**À FAIRE**
A. D'après le texte sur les réacteurs EPR, expliquez en une à trois phrases pourquoi les exploitants vont devoir favoriser la consommation électrique.
B. Quel objectif d'énergies renouvelables pour 2020 le texte sur les réacteurs EPR mentionne-t-il ?
C. Poursuivez le texte sur les réacteurs EPR à partir de sa dernière phrase.

**TEXTE EXTRAIT**
* * * * * * * * *

L'annonce de la réalisation d'un deuxième réacteur nucléaire EPR, puis, pour être agréable à GDF-Suez,
d'un troisième, constituerait de facto l'avis de décès du Grenelle.
Quelle est profondément la philosophie du Grenelle ? Faire entrer, tout
d'abord, la France dans l'économie de l'éco-efficacité en valorisant
les bâtiments à faible consommation énergétique et les procédés
industriels fondés sur le cycle de vie du produit permettant de réduire
simultanément la consommation de matières premières, l'énergie et les
déchets. Permettre, ensuite, à notre pays de récupérer un peu de son
retard en matière d'énergies renouvelables pour se rapprocher des
objectifs communautaires en la matière et développer un secteur
industriel dans le domaine phare de l'économie du XXIème siècle.
Changer, enfin, le mode de prise de décision en associant les acteurs
de la société civile autour d'un projet de société qui s'inscrirait
dans le développement durable.
Or, le retour au tout nucléaire et à une politique du passage en
force qui a caractérisé la mise en place du programme électronucléaire
dans les années 70 tourne en tout point le dos à cette politique et
rend en réalité impossible la réalisation effective de la loi Grenelle.
En effet, construire trois réacteurs EPR aboutit à augmenter
considérablement l'offre d'électricité et à répéter le scénario
précédent : pas de politique de maîtrise de l'énergie, des coûts
astronomiques pour les logements chauffés à l'électricité, pas
d'industrie du renouvelable.
On pouvait espérer que nos dirigeants avaient compris que le monde
avait changé et les faux-semblants avec. La réalisation de trois EPR
rend totalement virtuel l'objectif de 23% d'énergies renouvelables en
2020 et de 20% d'efficacité énergétique à cette date. En effet, pour
vendre son courant, qui ne se stocke pas, et amortir le coût faramineux
de réalisation des EPR (le prototype finlandais avoisine les 5
milliards d'euros et EDF a dû lui-même reconnaître que le coût de
revient du kilowattheure nucléaire serait compris entre 55 et 60
centimes d'euro), les exploitants, aidés bien entendu par des pouvoirs
publics devenus schizophrènes, vont devoir favoriser la consommation
électrique, c'est-à-dire continuer à promouvoir le chauffage électrique
et lutter contre l'efficacité énergétique.
Ils ont d'ailleurs commencé très activement à le faire avec
l'amendement Ollier, pour éviter que les objectifs d'efficacité
énergétique dans les bâtiments soient applicables aux bâtiments
chauffés à l'énergie électrique d'origine nucléaire. Ils vont continuer
en essayant de dissuader le législateur d'abord, les consommateurs
ensuite, de construire des bâtiments à énergie positive a fortiori à
énergie passive et d'investir dans l'isolation, politique qui
aboutirait à réduire la demande électrique. C'est le secteur du BTP,
celui des matériaux intelligents qui est menacé.

* * * * * * * * *

**LISTE DES LIGNES**
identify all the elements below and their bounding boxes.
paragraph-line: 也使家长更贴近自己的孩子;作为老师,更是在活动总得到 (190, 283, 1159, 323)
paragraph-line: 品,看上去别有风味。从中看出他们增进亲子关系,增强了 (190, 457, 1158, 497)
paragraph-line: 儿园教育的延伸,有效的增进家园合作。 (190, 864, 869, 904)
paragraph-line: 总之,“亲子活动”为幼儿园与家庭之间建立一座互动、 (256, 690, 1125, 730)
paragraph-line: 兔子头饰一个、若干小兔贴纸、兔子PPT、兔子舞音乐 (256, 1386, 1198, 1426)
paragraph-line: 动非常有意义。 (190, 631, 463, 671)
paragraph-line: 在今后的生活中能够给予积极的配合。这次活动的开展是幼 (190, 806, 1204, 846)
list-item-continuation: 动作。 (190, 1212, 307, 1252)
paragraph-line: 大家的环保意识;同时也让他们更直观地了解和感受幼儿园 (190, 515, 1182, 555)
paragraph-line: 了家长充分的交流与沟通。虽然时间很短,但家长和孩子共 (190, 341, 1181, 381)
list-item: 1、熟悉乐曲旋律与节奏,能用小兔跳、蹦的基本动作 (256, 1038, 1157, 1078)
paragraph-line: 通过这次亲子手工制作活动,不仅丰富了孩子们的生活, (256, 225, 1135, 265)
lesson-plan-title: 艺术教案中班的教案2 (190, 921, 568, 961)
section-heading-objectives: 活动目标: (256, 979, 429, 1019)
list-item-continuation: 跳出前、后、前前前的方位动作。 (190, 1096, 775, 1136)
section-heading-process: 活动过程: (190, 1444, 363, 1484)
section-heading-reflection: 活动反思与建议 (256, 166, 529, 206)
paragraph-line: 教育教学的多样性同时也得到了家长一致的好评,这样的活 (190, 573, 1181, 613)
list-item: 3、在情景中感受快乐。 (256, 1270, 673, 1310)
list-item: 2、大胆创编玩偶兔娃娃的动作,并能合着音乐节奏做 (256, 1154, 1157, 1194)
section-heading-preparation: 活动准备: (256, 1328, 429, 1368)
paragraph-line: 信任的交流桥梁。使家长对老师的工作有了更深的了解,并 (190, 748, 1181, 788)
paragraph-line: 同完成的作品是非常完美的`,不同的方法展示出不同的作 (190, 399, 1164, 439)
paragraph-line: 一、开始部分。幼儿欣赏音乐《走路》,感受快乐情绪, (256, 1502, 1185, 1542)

* * * * * * * * *

**RÉSULTATS**
A. Les exploitants doivent vendre leur courant, qui ne se stocke pas, et amortir le coût faramineux de réalisation des EPR. Ils devront donc favoriser la consommation électrique, c'est-à-dire continuer à promouvoir le chauffage électrique et lutter contre l'efficacité énergétique.

B. L'objectif est de 23 % d'énergies renouvelables en 2020.

C.
Et pour que l'énergie nucléaire soit vendue, il faut évidemment
qu'elle n'ait pas de concurrents. Il est donc impératif de détruire le
frémissement de développement de l'énergie éolienne et de tuer dans
l'œuf l'essor d'une énergie solaire. D'où la bronca orchestrée contre
l'énergie éolienne et la baisse de tarif de rachat de l'électricité
solaire dans le tertiaire pour tuer la rentabilité des projets qui
étaient en cours.
L'étape suivante sera la contestation du prix du rachat de
l'électricité verte par EDF qui invoquera l'inutilité de cette
électricité compte tenu de l'abondance d'électricité nucléaire. Ainsi,
les projets seront de moins en moins rentables, aléatoires et les
investisseurs les réaliseront partout, sauf en France. Nous n'aurons
donc aucune industrie susceptible de jouer un rôle majeur dans le
secteur des énergies renouvelables et aurons raté, de manière
parfaitement volontariste, la chance de nous inscrire dans l'économie
de demain.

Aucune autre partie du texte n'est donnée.